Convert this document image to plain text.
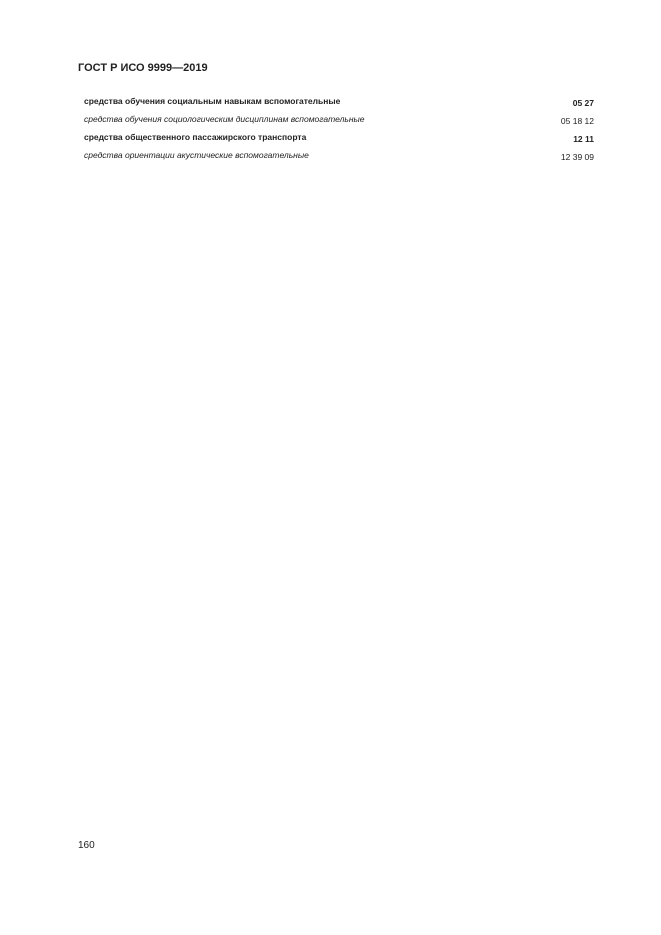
ГОСТ Р ИСО 9999—2019
средства обучения социальным навыкам вспомогательные	05 27
средства обучения социологическим дисциплинам вспомогательные	05 18 12
средства общественного пассажирского транспорта	12 11
средства ориентации акустические вспомогательные	12 39 09
160
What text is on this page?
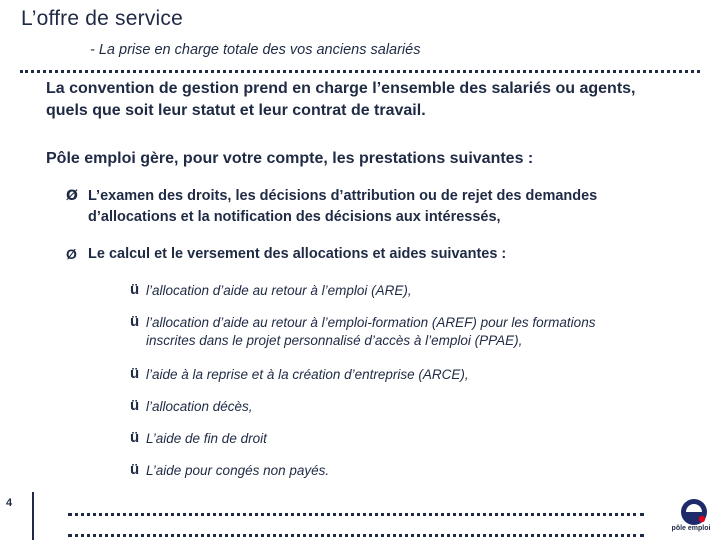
L’offre de service
- La prise en charge totale des vos anciens salariés
La convention de gestion prend en charge l’ensemble des salariés ou agents,
quels que soit leur statut et leur contrat de travail.
Pôle emploi gère, pour votre compte, les prestations suivantes :
Ø L’examen des droits, les décisions d’attribution ou de rejet des demandes
d’allocations et la notification des décisions aux intéressés,
Ø Le calcul et le versement des allocations et aides suivantes :
ü l’allocation d’aide au retour à l’emploi (ARE),
ü l’allocation d’aide au retour à l’emploi-formation (AREF) pour les formations
inscrites dans le projet personnalisé d’accès à l’emploi (PPAE),
ü l’aide à la reprise et à la création d’entreprise (ARCE),
ü l’allocation décès,
ü L’aide de fin de droit
ü L’aide pour congés non payés.
4
pôle emploi
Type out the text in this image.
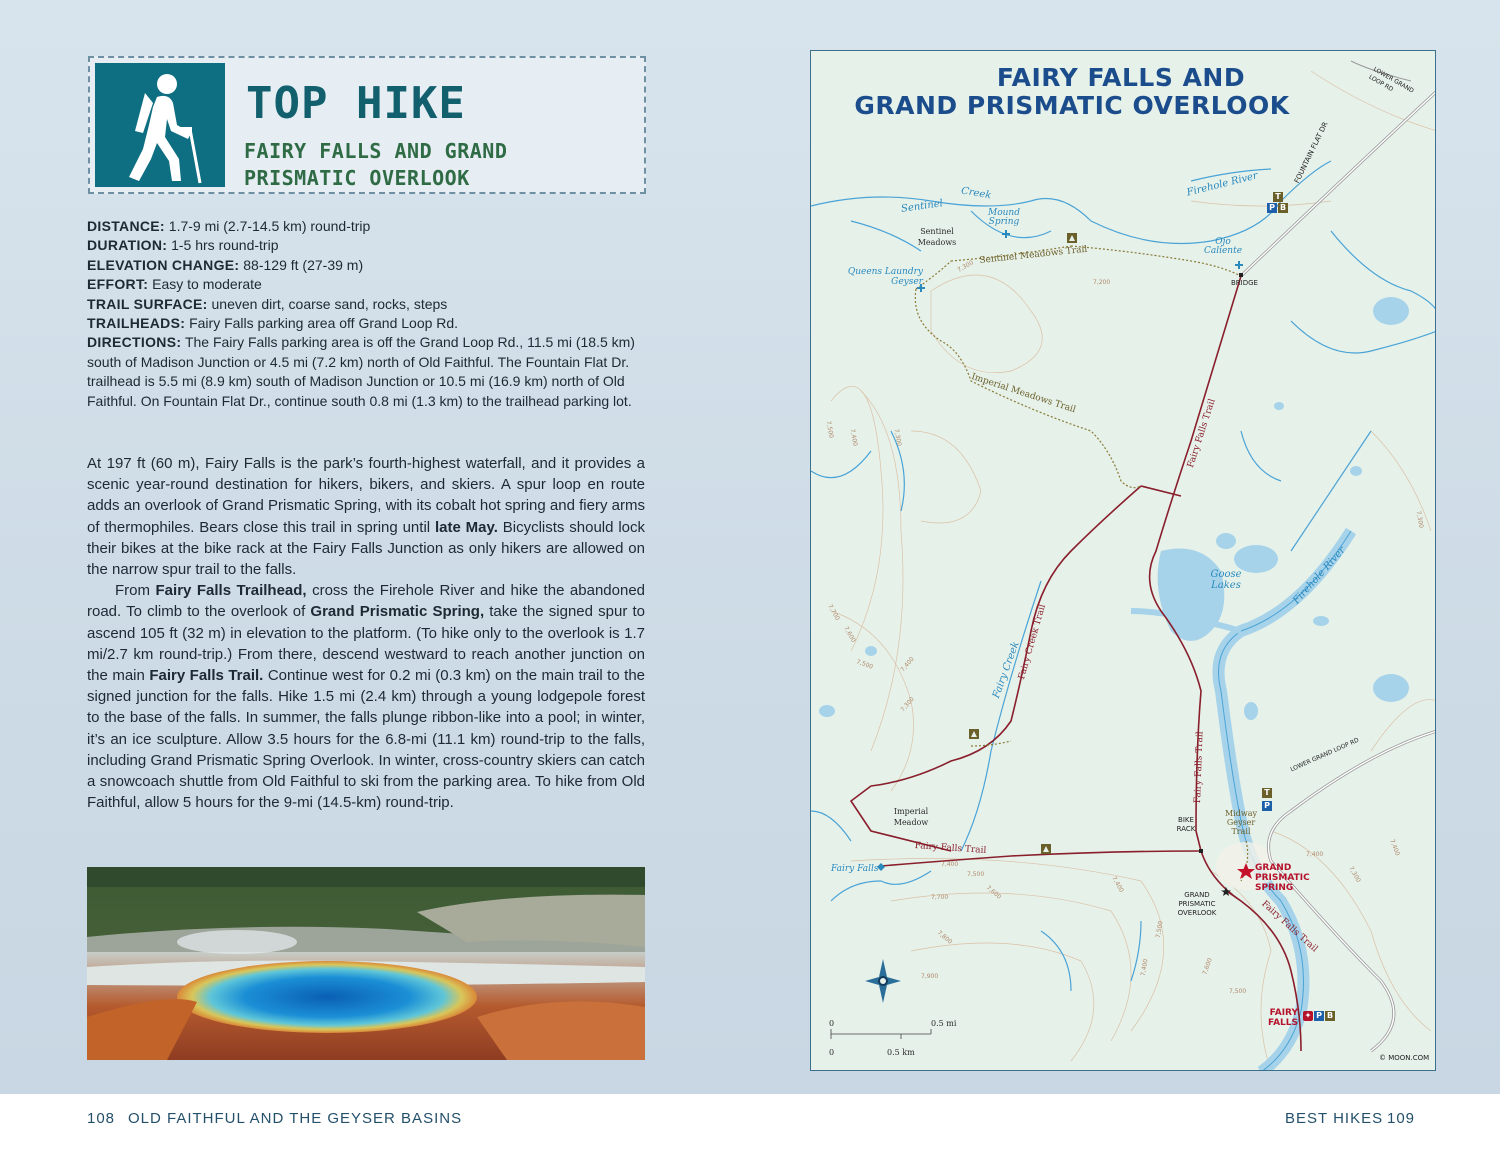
TOP HIKE
FAIRY FALLS AND GRAND PRISMATIC OVERLOOK
DISTANCE: 1.7-9 mi (2.7-14.5 km) round-trip
DURATION: 1-5 hrs round-trip
ELEVATION CHANGE: 88-129 ft (27-39 m)
EFFORT: Easy to moderate
TRAIL SURFACE: uneven dirt, coarse sand, rocks, steps
TRAILHEADS: Fairy Falls parking area off Grand Loop Rd.
DIRECTIONS: The Fairy Falls parking area is off the Grand Loop Rd., 11.5 mi (18.5 km) south of Madison Junction or 4.5 mi (7.2 km) north of Old Faithful. The Fountain Flat Dr. trailhead is 5.5 mi (8.9 km) south of Madison Junction or 10.5 mi (16.9 km) north of Old Faithful. On Fountain Flat Dr., continue south 0.8 mi (1.3 km) to the trailhead parking lot.

At 197 ft (60 m), Fairy Falls is the park’s fourth-highest waterfall, and it provides a scenic year-round destination for hikers, bikers, and skiers. A spur loop en route adds an overlook of Grand Prismatic Spring, with its cobalt hot spring and fiery arms of thermophiles. Bears close this trail in spring until late May. Bicyclists should lock their bikes at the bike rack at the Fairy Falls Junction as only hikers are allowed on the narrow spur trail to the falls.

From Fairy Falls Trailhead, cross the Firehole River and hike the abandoned road. To climb to the overlook of Grand Prismatic Spring, take the signed spur to ascend 105 ft (32 m) in elevation to the platform. (To hike only to the overlook is 1.7 mi/2.7 km round-trip.) From there, descend westward to reach another junction on the main Fairy Falls Trail. Continue west for 0.2 mi (0.3 km) on the main trail to the signed junction for the falls. Hike 1.5 mi (2.4 km) through a young lodgepole forest to the base of the falls. In summer, the falls plunge ribbon-like into a pool; in winter, it’s an ice sculpture. Allow 3.5 hours for the 6.8-mi (11.1 km) round-trip to the falls, including Grand Prismatic Spring Overlook. In winter, cross-country skiers can catch a snowcoach shuttle from Old Faithful to ski from the parking area. To hike from Old Faithful, allow 5 hours for the 9-mi (14.5-km) round-trip.

FAIRY FALLS AND
GRAND PRISMATIC OVERLOOK
Sentinel
Creek
Mound Spring
Sentinel Meadows
Firehole River	FOUNTAIN FLAT DR
LOWER GRAND LOOP RD
Ojo Caliente
BRIDGE
Queens Laundry Geyser
Sentinel Meadows Trail
Imperial Meadows Trail
Fairy Falls Trail
Goose Lakes	Firehole River
Fairy Creek
Fairy Creek Trail
Fairy Falls Trail	LOWER GRAND LOOP RD
Imperial Meadow	BIKE RACK
Midway Geyser Trail
Fairy Falls Trail
Fairy Falls	GRAND PRISMATIC SPRING
GRAND PRISMATIC OVERLOOK	Fairy Falls Trail
FAIRY FALLS
7,300
7,200
7,500 7,400	7,300
7,300
7,700
7,600
7,500	7,400
7,300
7,400
7,500
7,600
7,700
7,800
7,900
7,400
7,500
7,600
7,400
7,500
7,400
7,300
7,400
T
P B
T
P
✦ P B
0	0.5 mi
0	0.5 km
© MOON.COM
108 OLD FAITHFUL AND THE GEYSER BASINS	BEST HIKES 109
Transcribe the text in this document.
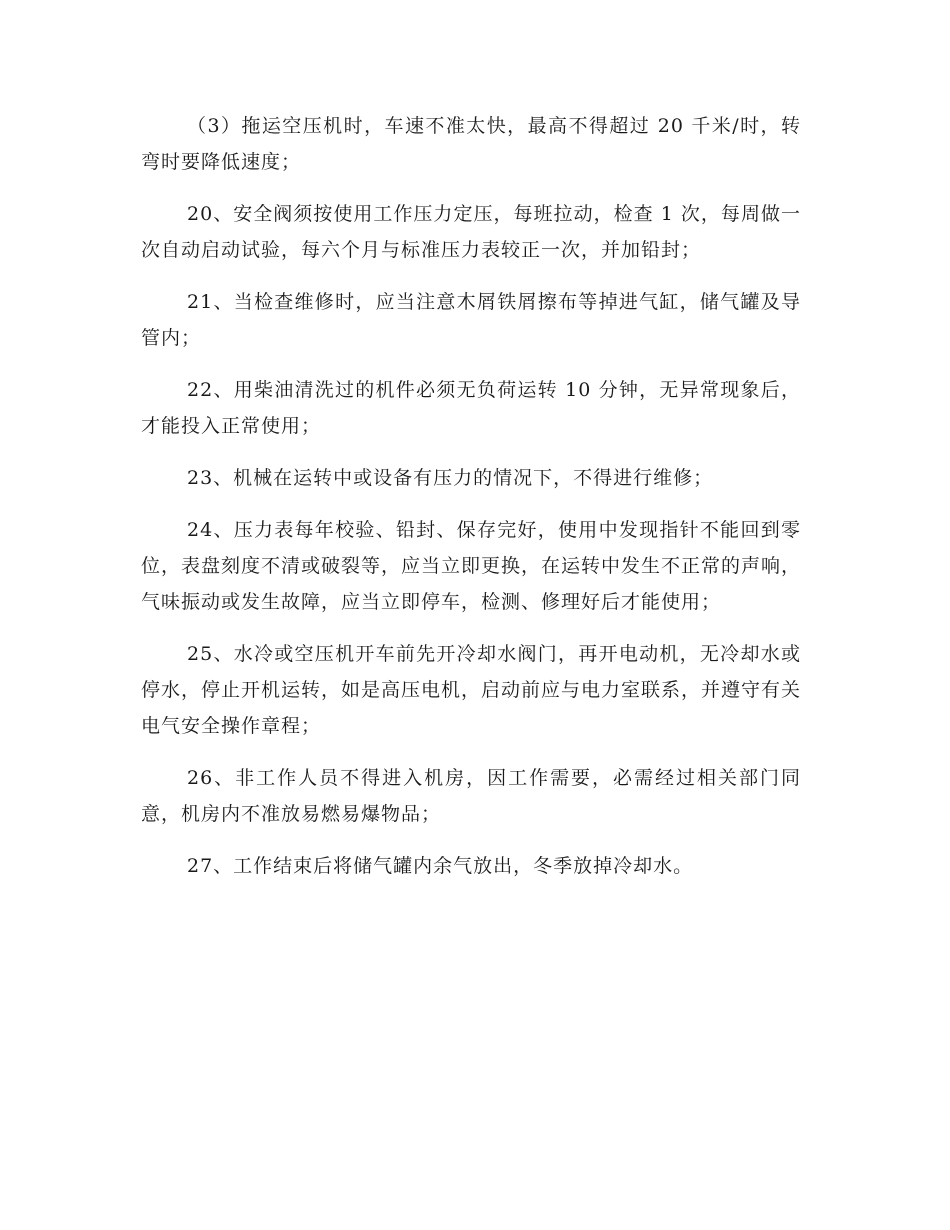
（3）拖运空压机时，车速不准太快，最高不得超过 20 千米/时，转弯时要降低速度；

20、安全阀须按使用工作压力定压，每班拉动，检查 1 次，每周做一次自动启动试验，每六个月与标准压力表较正一次，并加铅封；

21、当检查维修时，应当注意木屑铁屑擦布等掉进气缸，储气罐及导管内；

22、用柴油清洗过的机件必须无负荷运转 10 分钟，无异常现象后，才能投入正常使用；

23、机械在运转中或设备有压力的情况下，不得进行维修；

24、压力表每年校验、铅封、保存完好，使用中发现指针不能回到零位，表盘刻度不清或破裂等，应当立即更换，在运转中发生不正常的声响，气味振动或发生故障，应当立即停车，检测、修理好后才能使用；

25、水冷或空压机开车前先开冷却水阀门，再开电动机，无冷却水或停水，停止开机运转，如是高压电机，启动前应与电力室联系，并遵守有关电气安全操作章程；

26、非工作人员不得进入机房，因工作需要，必需经过相关部门同意，机房内不准放易燃易爆物品；

27、工作结束后将储气罐内余气放出，冬季放掉冷却水。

## WRITTEN TASK
Pictures in the records above are not copied; print everything else exactly.

## FINAL ANSWER
Convert this document image to plain text.
ГОСТ Р ИСО 9999—2019
средства обучения социальным навыкам вспомогательные	05 27
средства обучения социологическим дисциплинам вспомогательные	05 18 12
средства общественного пассажирского транспорта	12 11
средства ориентации акустические вспомогательные	12 39 09
160
What text is on this page?
L’offre de service
- La prise en charge totale des vos anciens salariés
La convention de gestion prend en charge l’ensemble des salariés ou agents,
quels que soit leur statut et leur contrat de travail.
Pôle emploi gère, pour votre compte, les prestations suivantes :
Ø L’examen des droits, les décisions d’attribution ou de rejet des demandes
d’allocations et la notification des décisions aux intéressés,
Ø Le calcul et le versement des allocations et aides suivantes :
ü l’allocation d’aide au retour à l’emploi (ARE),
ü l’allocation d’aide au retour à l’emploi-formation (AREF) pour les formations
inscrites dans le projet personnalisé d’accès à l’emploi (PPAE),
ü l’aide à la reprise et à la création d’entreprise (ARCE),
ü l’allocation décès,
ü L’aide de fin de droit
ü L’aide pour congés non payés.
4
pôle emploi
Type out the text in this image.
TOP HIKE
FAIRY FALLS AND GRAND PRISMATIC OVERLOOK
DISTANCE: 1.7-9 mi (2.7-14.5 km) round-trip
DURATION: 1-5 hrs round-trip
ELEVATION CHANGE: 88-129 ft (27-39 m)
EFFORT: Easy to moderate
TRAIL SURFACE: uneven dirt, coarse sand, rocks, steps
TRAILHEADS: Fairy Falls parking area off Grand Loop Rd.
DIRECTIONS: The Fairy Falls parking area is off the Grand Loop Rd., 11.5 mi (18.5 km) south of Madison Junction or 4.5 mi (7.2 km) north of Old Faithful. The Fountain Flat Dr. trailhead is 5.5 mi (8.9 km) south of Madison Junction or 10.5 mi (16.9 km) north of Old Faithful. On Fountain Flat Dr., continue south 0.8 mi (1.3 km) to the trailhead parking lot.

At 197 ft (60 m), Fairy Falls is the park’s fourth-highest waterfall, and it provides a scenic year-round destination for hikers, bikers, and skiers. A spur loop en route adds an overlook of Grand Prismatic Spring, with its cobalt hot spring and fiery arms of thermophiles. Bears close this trail in spring until late May. Bicyclists should lock their bikes at the bike rack at the Fairy Falls Junction as only hikers are allowed on the narrow spur trail to the falls.

From Fairy Falls Trailhead, cross the Firehole River and hike the abandoned road. To climb to the overlook of Grand Prismatic Spring, take the signed spur to ascend 105 ft (32 m) in elevation to the platform. (To hike only to the overlook is 1.7 mi/2.7 km round-trip.) From there, descend westward to reach another junction on the main Fairy Falls Trail. Continue west for 0.2 mi (0.3 km) on the main trail to the signed junction for the falls. Hike 1.5 mi (2.4 km) through a young lodgepole forest to the base of the falls. In summer, the falls plunge ribbon-like into a pool; in winter, it’s an ice sculpture. Allow 3.5 hours for the 6.8-mi (11.1 km) round-trip to the falls, including Grand Prismatic Spring Overlook. In winter, cross-country skiers can catch a snowcoach shuttle from Old Faithful to ski from the parking area. To hike from Old Faithful, allow 5 hours for the 9-mi (14.5-km) round-trip.

FAIRY FALLS AND
GRAND PRISMATIC OVERLOOK
Sentinel
Creek
Mound Spring
Sentinel Meadows
Firehole River	FOUNTAIN FLAT DR
LOWER GRAND LOOP RD
Ojo Caliente
BRIDGE
Queens Laundry Geyser
Sentinel Meadows Trail
Imperial Meadows Trail
Fairy Falls Trail
Goose Lakes	Firehole River
Fairy Creek
Fairy Creek Trail
Fairy Falls Trail	LOWER GRAND LOOP RD
Imperial Meadow	BIKE RACK
Midway Geyser Trail
Fairy Falls Trail
Fairy Falls	GRAND PRISMATIC SPRING
GRAND PRISMATIC OVERLOOK	Fairy Falls Trail
FAIRY FALLS
7,300
7,200
7,500 7,400	7,300
7,300
7,700
7,600
7,500	7,400
7,300
7,400
7,500
7,600
7,700
7,800
7,900
7,400
7,500
7,600
7,400
7,500
7,400
7,300
7,400
T
P B
T
P
✦ P B
0	0.5 mi
0	0.5 km
© MOON.COM
108 OLD FAITHFUL AND THE GEYSER BASINS	BEST HIKES 109
Transcribe the text in this document.
（3）拖运空压机时，车速不准太快，最高不得超过 20 千米/时，转弯时要降低速度；

20、安全阀须按使用工作压力定压，每班拉动，检查 1 次，每周做一次自动启动试验，每六个月与标准压力表较正一次，并加铅封；

21、当检查维修时，应当注意木屑铁屑擦布等掉进气缸，储气罐及导管内；

22、用柴油清洗过的机件必须无负荷运转 10 分钟，无异常现象后，才能投入正常使用；

23、机械在运转中或设备有压力的情况下，不得进行维修；

24、压力表每年校验、铅封、保存完好，使用中发现指针不能回到零位，表盘刻度不清或破裂等，应当立即更换，在运转中发生不正常的声响，气味振动或发生故障，应当立即停车，检测、修理好后才能使用；

25、水冷或空压机开车前先开冷却水阀门，再开电动机，无冷却水或停水，停止开机运转，如是高压电机，启动前应与电力室联系，并遵守有关电气安全操作章程；

26、非工作人员不得进入机房，因工作需要，必需经过相关部门同意，机房内不准放易燃易爆物品；

27、工作结束后将储气罐内余气放出，冬季放掉冷却水。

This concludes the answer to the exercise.